═══ DATA SHOWN ═══

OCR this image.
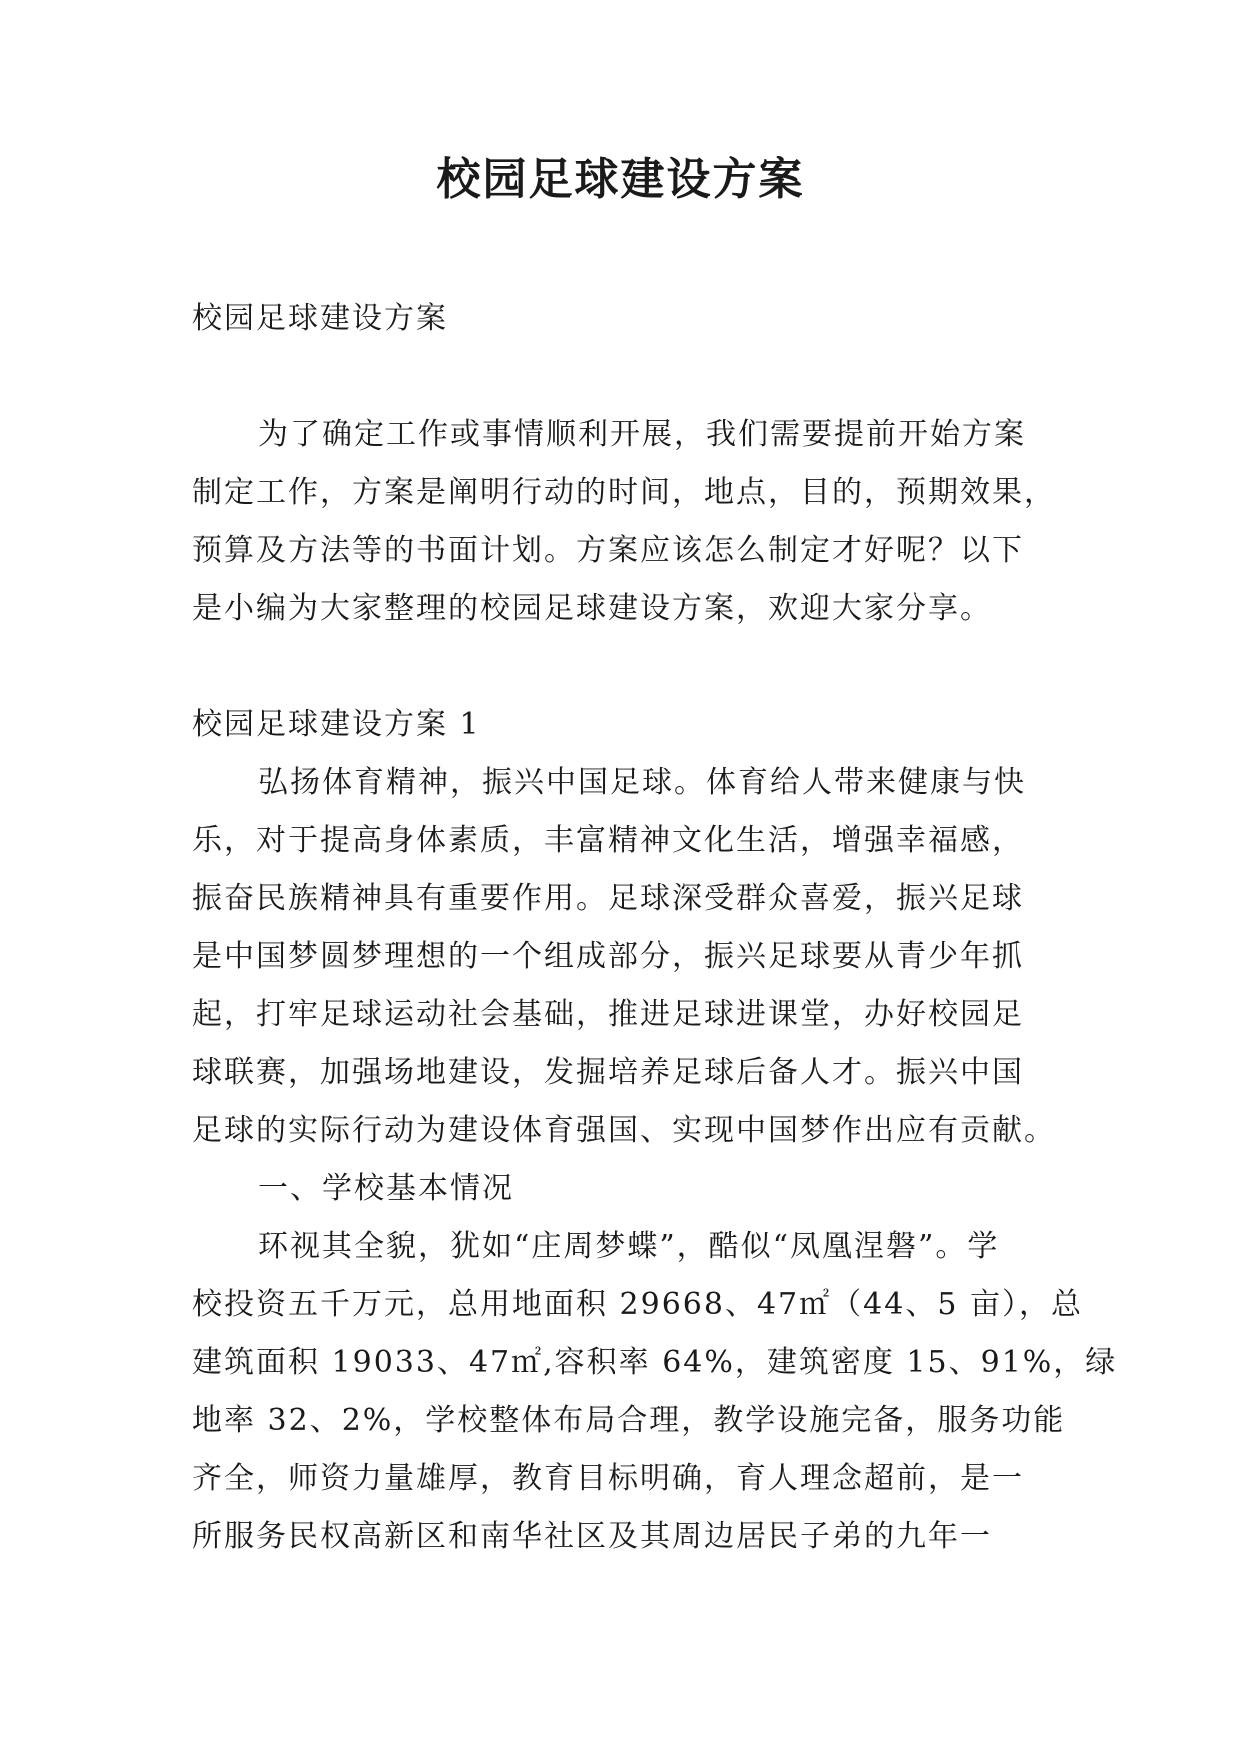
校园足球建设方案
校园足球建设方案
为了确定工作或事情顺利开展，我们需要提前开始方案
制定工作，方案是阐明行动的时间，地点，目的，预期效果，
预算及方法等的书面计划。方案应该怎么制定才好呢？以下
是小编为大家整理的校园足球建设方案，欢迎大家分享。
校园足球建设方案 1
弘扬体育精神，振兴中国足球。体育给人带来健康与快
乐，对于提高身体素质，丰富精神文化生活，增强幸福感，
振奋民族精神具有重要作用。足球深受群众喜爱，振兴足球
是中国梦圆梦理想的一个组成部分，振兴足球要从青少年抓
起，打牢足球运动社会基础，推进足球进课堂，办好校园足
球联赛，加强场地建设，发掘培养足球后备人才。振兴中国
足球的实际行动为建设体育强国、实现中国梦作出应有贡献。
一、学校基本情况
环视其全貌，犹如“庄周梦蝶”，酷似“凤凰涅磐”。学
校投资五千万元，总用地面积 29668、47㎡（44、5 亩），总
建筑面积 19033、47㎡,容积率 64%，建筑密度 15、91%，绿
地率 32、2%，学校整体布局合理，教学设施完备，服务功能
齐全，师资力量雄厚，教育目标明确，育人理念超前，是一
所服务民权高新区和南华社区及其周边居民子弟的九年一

═══

WHAT IS NEEDED. The records above are to be restated exactly, without their pictures.

WRITTEN ANSWER.
OCR this image.
校园足球建设方案
校园足球建设方案
为了确定工作或事情顺利开展，我们需要提前开始方案
制定工作，方案是阐明行动的时间，地点，目的，预期效果，
预算及方法等的书面计划。方案应该怎么制定才好呢？以下
是小编为大家整理的校园足球建设方案，欢迎大家分享。
校园足球建设方案 1
弘扬体育精神，振兴中国足球。体育给人带来健康与快
乐，对于提高身体素质，丰富精神文化生活，增强幸福感，
振奋民族精神具有重要作用。足球深受群众喜爱，振兴足球
是中国梦圆梦理想的一个组成部分，振兴足球要从青少年抓
起，打牢足球运动社会基础，推进足球进课堂，办好校园足
球联赛，加强场地建设，发掘培养足球后备人才。振兴中国
足球的实际行动为建设体育强国、实现中国梦作出应有贡献。
一、学校基本情况
环视其全貌，犹如“庄周梦蝶”，酷似“凤凰涅磐”。学
校投资五千万元，总用地面积 29668、47㎡（44、5 亩），总
建筑面积 19033、47㎡,容积率 64%，建筑密度 15、91%，绿
地率 32、2%，学校整体布局合理，教学设施完备，服务功能
齐全，师资力量雄厚，教育目标明确，育人理念超前，是一
所服务民权高新区和南华社区及其周边居民子弟的九年一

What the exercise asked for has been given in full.